DIRECTION —
Extract all of the entries and set them down verbatim.

Extracted data entries

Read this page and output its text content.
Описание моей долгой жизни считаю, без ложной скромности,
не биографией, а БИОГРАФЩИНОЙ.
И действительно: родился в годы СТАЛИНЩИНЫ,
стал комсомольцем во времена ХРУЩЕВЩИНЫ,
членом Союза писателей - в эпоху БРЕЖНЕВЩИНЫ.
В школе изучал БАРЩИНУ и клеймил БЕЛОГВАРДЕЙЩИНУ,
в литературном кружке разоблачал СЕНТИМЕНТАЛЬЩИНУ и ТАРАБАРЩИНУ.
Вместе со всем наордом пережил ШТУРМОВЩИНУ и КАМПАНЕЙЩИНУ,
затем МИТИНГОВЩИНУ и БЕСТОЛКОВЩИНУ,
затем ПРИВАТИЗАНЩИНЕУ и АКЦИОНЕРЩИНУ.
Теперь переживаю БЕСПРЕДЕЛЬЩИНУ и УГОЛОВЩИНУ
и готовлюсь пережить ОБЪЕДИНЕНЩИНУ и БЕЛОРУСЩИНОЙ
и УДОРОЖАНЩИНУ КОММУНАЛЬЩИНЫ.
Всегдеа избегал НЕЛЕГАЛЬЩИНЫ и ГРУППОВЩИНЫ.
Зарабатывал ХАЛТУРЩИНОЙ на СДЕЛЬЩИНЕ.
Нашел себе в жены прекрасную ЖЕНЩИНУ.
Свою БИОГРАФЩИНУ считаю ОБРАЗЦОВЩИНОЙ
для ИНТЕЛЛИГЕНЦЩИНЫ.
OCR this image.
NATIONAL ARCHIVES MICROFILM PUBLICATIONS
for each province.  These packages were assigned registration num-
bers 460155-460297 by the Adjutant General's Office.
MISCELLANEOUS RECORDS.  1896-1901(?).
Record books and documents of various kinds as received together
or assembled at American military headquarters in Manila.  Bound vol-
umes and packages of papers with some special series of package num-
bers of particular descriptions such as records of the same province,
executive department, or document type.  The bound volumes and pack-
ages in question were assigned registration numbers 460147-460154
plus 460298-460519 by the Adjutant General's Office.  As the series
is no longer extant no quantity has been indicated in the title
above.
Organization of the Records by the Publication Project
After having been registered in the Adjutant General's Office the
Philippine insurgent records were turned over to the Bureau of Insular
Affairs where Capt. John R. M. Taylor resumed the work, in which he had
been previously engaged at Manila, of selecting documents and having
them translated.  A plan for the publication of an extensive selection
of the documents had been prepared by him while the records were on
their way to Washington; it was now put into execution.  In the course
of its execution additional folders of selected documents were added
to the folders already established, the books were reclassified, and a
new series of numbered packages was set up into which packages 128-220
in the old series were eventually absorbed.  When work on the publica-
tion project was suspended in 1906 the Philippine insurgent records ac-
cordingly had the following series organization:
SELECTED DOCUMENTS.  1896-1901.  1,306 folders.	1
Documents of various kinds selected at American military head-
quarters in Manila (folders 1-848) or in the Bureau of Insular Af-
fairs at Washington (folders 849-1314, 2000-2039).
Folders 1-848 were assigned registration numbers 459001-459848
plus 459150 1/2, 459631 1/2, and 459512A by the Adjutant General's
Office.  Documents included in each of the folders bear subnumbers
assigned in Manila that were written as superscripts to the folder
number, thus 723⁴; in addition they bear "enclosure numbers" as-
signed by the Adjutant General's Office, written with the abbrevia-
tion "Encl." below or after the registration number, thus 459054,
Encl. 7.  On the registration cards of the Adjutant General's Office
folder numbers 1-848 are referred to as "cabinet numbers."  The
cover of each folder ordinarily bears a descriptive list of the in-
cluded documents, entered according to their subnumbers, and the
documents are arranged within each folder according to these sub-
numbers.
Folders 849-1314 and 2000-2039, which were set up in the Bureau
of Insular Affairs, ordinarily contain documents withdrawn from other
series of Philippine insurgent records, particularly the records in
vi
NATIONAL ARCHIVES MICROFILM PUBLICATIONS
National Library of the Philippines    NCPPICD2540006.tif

OUTPUT FOR THIS TASK —
Read this page and output its text content.
Описание моей долгой жизни считаю, без ложной скромности,
не биографией, а БИОГРАФЩИНОЙ.
И действительно: родился в годы СТАЛИНЩИНЫ,
стал комсомольцем во времена ХРУЩЕВЩИНЫ,
членом Союза писателей - в эпоху БРЕЖНЕВЩИНЫ.
В школе изучал БАРЩИНУ и клеймил БЕЛОГВАРДЕЙЩИНУ,
в литературном кружке разоблачал СЕНТИМЕНТАЛЬЩИНУ и ТАРАБАРЩИНУ.
Вместе со всем наордом пережил ШТУРМОВЩИНУ и КАМПАНЕЙЩИНУ,
затем МИТИНГОВЩИНУ и БЕСТОЛКОВЩИНУ,
затем ПРИВАТИЗАНЩИНЕУ и АКЦИОНЕРЩИНУ.
Теперь переживаю БЕСПРЕДЕЛЬЩИНУ и УГОЛОВЩИНУ
и готовлюсь пережить ОБЪЕДИНЕНЩИНУ и БЕЛОРУСЩИНОЙ
и УДОРОЖАНЩИНУ КОММУНАЛЬЩИНЫ.
Всегдеа избегал НЕЛЕГАЛЬЩИНЫ и ГРУППОВЩИНЫ.
Зарабатывал ХАЛТУРЩИНОЙ на СДЕЛЬЩИНЕ.
Нашел себе в жены прекрасную ЖЕНЩИНУ.
Свою БИОГРАФЩИНУ считаю ОБРАЗЦОВЩИНОЙ
для ИНТЕЛЛИГЕНЦЩИНЫ.
OCR this image.
NATIONAL ARCHIVES MICROFILM PUBLICATIONS
for each province.  These packages were assigned registration num-
bers 460155-460297 by the Adjutant General's Office.
MISCELLANEOUS RECORDS.  1896-1901(?).
Record books and documents of various kinds as received together
or assembled at American military headquarters in Manila.  Bound vol-
umes and packages of papers with some special series of package num-
bers of particular descriptions such as records of the same province,
executive department, or document type.  The bound volumes and pack-
ages in question were assigned registration numbers 460147-460154
plus 460298-460519 by the Adjutant General's Office.  As the series
is no longer extant no quantity has been indicated in the title
above.
Organization of the Records by the Publication Project
After having been registered in the Adjutant General's Office the
Philippine insurgent records were turned over to the Bureau of Insular
Affairs where Capt. John R. M. Taylor resumed the work, in which he had
been previously engaged at Manila, of selecting documents and having
them translated.  A plan for the publication of an extensive selection
of the documents had been prepared by him while the records were on
their way to Washington; it was now put into execution.  In the course
of its execution additional folders of selected documents were added
to the folders already established, the books were reclassified, and a
new series of numbered packages was set up into which packages 128-220
in the old series were eventually absorbed.  When work on the publica-
tion project was suspended in 1906 the Philippine insurgent records ac-
cordingly had the following series organization:
SELECTED DOCUMENTS.  1896-1901.  1,306 folders.	1
Documents of various kinds selected at American military head-
quarters in Manila (folders 1-848) or in the Bureau of Insular Af-
fairs at Washington (folders 849-1314, 2000-2039).
Folders 1-848 were assigned registration numbers 459001-459848
plus 459150 1/2, 459631 1/2, and 459512A by the Adjutant General's
Office.  Documents included in each of the folders bear subnumbers
assigned in Manila that were written as superscripts to the folder
number, thus 723⁴; in addition they bear "enclosure numbers" as-
signed by the Adjutant General's Office, written with the abbrevia-
tion "Encl." below or after the registration number, thus 459054,
Encl. 7.  On the registration cards of the Adjutant General's Office
folder numbers 1-848 are referred to as "cabinet numbers."  The
cover of each folder ordinarily bears a descriptive list of the in-
cluded documents, entered according to their subnumbers, and the
documents are arranged within each folder according to these sub-
numbers.
Folders 849-1314 and 2000-2039, which were set up in the Bureau
of Insular Affairs, ordinarily contain documents withdrawn from other
series of Philippine insurgent records, particularly the records in
vi
NATIONAL ARCHIVES MICROFILM PUBLICATIONS
National Library of the Philippines    NCPPICD2540006.tif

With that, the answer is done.